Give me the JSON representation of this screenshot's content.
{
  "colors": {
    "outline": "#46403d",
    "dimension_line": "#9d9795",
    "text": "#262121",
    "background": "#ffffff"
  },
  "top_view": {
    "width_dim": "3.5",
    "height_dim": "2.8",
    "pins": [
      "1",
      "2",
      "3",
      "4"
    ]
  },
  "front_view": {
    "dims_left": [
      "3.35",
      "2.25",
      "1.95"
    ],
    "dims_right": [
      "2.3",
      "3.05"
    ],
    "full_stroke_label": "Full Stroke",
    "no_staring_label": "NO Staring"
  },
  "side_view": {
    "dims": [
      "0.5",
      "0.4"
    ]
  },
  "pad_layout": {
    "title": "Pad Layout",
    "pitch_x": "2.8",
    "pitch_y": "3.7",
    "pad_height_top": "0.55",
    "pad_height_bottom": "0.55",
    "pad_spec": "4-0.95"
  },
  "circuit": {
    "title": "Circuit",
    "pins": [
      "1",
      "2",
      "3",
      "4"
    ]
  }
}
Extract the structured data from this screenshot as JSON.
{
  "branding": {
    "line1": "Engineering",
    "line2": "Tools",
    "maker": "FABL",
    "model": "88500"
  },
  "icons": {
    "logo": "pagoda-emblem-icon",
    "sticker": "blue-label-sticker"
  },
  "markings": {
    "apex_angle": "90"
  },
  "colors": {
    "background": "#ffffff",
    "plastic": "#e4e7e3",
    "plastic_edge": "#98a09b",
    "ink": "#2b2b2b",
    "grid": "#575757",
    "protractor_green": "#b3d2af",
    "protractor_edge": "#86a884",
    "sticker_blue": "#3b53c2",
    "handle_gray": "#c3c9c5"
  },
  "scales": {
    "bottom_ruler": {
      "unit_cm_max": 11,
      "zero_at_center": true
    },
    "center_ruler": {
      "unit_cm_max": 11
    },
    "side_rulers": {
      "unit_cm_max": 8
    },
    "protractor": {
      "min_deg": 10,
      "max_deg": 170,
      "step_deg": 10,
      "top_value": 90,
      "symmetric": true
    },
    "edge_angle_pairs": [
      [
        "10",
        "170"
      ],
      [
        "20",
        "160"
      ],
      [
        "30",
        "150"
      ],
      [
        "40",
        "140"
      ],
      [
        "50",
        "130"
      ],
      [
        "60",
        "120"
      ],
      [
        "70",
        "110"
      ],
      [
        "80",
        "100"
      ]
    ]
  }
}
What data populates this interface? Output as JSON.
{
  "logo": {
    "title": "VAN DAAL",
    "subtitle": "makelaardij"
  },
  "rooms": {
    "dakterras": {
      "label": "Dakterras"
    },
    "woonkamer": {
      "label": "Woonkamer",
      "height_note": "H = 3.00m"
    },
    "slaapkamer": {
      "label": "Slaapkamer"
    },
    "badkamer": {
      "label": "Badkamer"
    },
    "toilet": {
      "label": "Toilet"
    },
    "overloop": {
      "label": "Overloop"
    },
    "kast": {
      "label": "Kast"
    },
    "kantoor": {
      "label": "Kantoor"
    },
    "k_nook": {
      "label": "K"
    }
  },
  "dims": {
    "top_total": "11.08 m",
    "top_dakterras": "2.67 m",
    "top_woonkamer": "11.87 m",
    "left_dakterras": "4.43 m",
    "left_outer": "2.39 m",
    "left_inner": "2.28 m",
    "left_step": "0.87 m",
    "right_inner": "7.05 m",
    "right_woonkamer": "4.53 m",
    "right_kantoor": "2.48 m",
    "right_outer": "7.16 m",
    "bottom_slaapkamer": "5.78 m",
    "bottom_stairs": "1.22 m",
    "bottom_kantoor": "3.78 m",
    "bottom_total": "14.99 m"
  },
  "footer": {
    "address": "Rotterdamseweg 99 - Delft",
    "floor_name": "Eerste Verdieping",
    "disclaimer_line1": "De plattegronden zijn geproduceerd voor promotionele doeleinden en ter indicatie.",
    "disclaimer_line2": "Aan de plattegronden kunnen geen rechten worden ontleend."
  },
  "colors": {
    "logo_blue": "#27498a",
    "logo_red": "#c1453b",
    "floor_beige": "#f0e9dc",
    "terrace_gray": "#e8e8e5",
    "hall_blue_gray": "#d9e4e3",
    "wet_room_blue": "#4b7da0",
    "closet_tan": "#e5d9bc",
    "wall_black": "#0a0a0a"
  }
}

* * *

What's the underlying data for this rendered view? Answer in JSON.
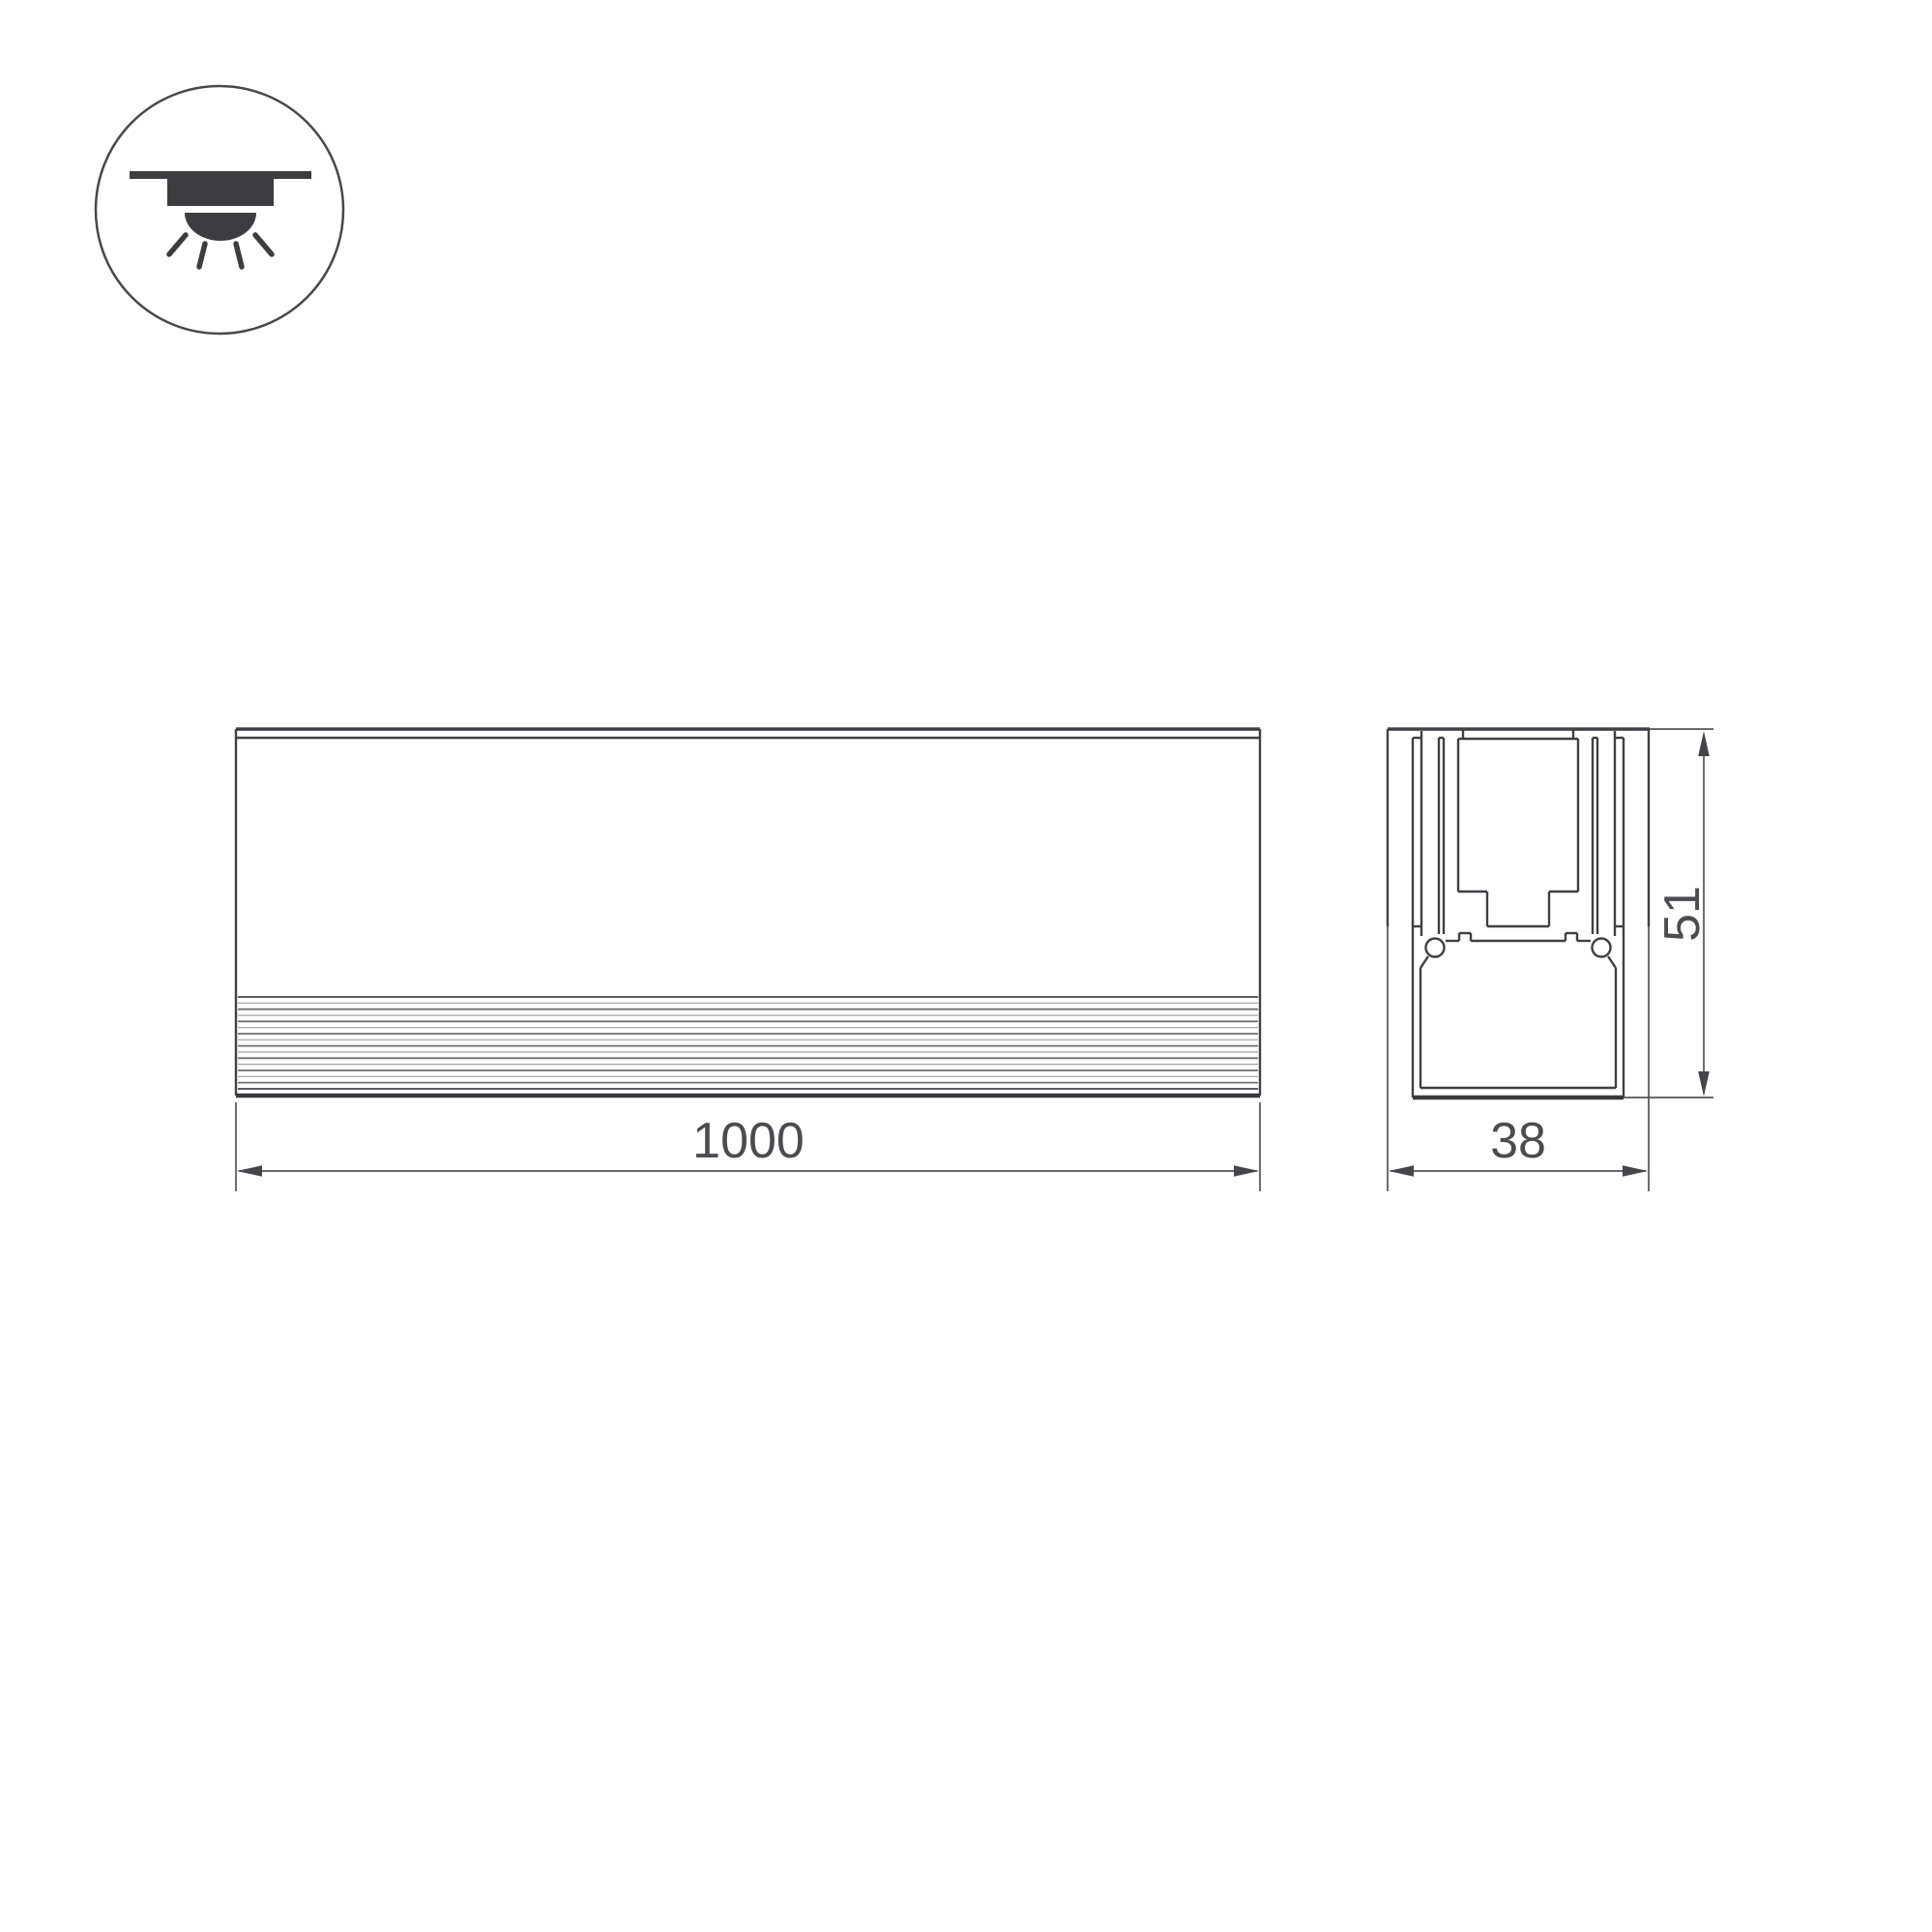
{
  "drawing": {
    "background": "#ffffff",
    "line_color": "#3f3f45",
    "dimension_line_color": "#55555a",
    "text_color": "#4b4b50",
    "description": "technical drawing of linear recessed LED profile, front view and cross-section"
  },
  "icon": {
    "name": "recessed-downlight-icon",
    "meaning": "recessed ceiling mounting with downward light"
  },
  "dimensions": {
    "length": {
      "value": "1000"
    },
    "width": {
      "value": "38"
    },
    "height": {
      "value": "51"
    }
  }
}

▶ [EXERCISE OBJECTIVE]:
Pick out, from the lines above, every one that contains the string "JSON".

▶ [SOLUTION TO THIS PROBLEM]:
Give me the JSON representation of this screenshot's content.
Extract the structured data from this screenshot as JSON.
What data populates this interface? Output as JSON.
What's the underlying data for this rendered view? Answer in JSON.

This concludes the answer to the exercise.